(Records about charts and figures)
------------------------------------

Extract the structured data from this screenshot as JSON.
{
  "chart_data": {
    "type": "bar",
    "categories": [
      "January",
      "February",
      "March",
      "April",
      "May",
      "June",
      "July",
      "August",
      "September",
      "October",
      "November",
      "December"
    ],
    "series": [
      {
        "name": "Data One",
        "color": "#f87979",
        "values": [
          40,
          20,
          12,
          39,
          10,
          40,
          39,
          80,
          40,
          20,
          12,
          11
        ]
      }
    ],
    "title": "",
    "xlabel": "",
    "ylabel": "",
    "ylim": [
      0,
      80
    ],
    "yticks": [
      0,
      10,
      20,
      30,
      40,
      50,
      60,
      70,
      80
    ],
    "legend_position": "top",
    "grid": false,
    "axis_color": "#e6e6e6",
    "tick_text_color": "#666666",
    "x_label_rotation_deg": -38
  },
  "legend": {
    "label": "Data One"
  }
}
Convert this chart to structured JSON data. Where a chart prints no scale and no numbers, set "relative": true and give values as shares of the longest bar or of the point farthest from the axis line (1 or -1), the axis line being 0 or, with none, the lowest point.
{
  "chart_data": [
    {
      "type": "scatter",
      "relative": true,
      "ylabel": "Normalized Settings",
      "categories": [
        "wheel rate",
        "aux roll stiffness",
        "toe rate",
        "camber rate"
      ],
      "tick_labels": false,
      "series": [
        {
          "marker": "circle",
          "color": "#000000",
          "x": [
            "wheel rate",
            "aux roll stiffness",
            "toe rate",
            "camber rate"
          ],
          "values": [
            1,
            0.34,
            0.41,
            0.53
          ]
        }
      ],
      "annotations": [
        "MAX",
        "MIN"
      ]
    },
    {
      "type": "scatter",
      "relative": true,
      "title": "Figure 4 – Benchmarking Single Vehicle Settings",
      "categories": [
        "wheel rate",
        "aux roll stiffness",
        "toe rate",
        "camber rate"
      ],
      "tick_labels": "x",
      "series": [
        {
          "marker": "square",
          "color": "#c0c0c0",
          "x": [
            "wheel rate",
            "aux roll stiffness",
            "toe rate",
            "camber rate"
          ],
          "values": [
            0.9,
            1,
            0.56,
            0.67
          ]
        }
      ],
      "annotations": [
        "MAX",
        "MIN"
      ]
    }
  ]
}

------------------------------------

» **DESCRIPTION OF THE TASK**
Faithfully reproduce all of the records, character for character.

» **WRITTEN RESPONSE**
Extract the structured data from this screenshot as JSON.
{
  "chart_data": {
    "type": "bar",
    "categories": [
      "January",
      "February",
      "March",
      "April",
      "May",
      "June",
      "July",
      "August",
      "September",
      "October",
      "November",
      "December"
    ],
    "series": [
      {
        "name": "Data One",
        "color": "#f87979",
        "values": [
          40,
          20,
          12,
          39,
          10,
          40,
          39,
          80,
          40,
          20,
          12,
          11
        ]
      }
    ],
    "title": "",
    "xlabel": "",
    "ylabel": "",
    "ylim": [
      0,
      80
    ],
    "yticks": [
      0,
      10,
      20,
      30,
      40,
      50,
      60,
      70,
      80
    ],
    "legend_position": "top",
    "grid": false,
    "axis_color": "#e6e6e6",
    "tick_text_color": "#666666",
    "x_label_rotation_deg": -38
  },
  "legend": {
    "label": "Data One"
  }
}
Convert this chart to structured JSON data. Where a chart prints no scale and no numbers, set "relative": true and give values as shares of the longest bar or of the point farthest from the axis line (1 or -1), the axis line being 0 or, with none, the lowest point.
{
  "chart_data": [
    {
      "type": "scatter",
      "relative": true,
      "ylabel": "Normalized Settings",
      "categories": [
        "wheel rate",
        "aux roll stiffness",
        "toe rate",
        "camber rate"
      ],
      "tick_labels": false,
      "series": [
        {
          "marker": "circle",
          "color": "#000000",
          "x": [
            "wheel rate",
            "aux roll stiffness",
            "toe rate",
            "camber rate"
          ],
          "values": [
            1,
            0.34,
            0.41,
            0.53
          ]
        }
      ],
      "annotations": [
        "MAX",
        "MIN"
      ]
    },
    {
      "type": "scatter",
      "relative": true,
      "title": "Figure 4 – Benchmarking Single Vehicle Settings",
      "categories": [
        "wheel rate",
        "aux roll stiffness",
        "toe rate",
        "camber rate"
      ],
      "tick_labels": "x",
      "series": [
        {
          "marker": "square",
          "color": "#c0c0c0",
          "x": [
            "wheel rate",
            "aux roll stiffness",
            "toe rate",
            "camber rate"
          ],
          "values": [
            0.9,
            1,
            0.56,
            0.67
          ]
        }
      ],
      "annotations": [
        "MAX",
        "MIN"
      ]
    }
  ]
}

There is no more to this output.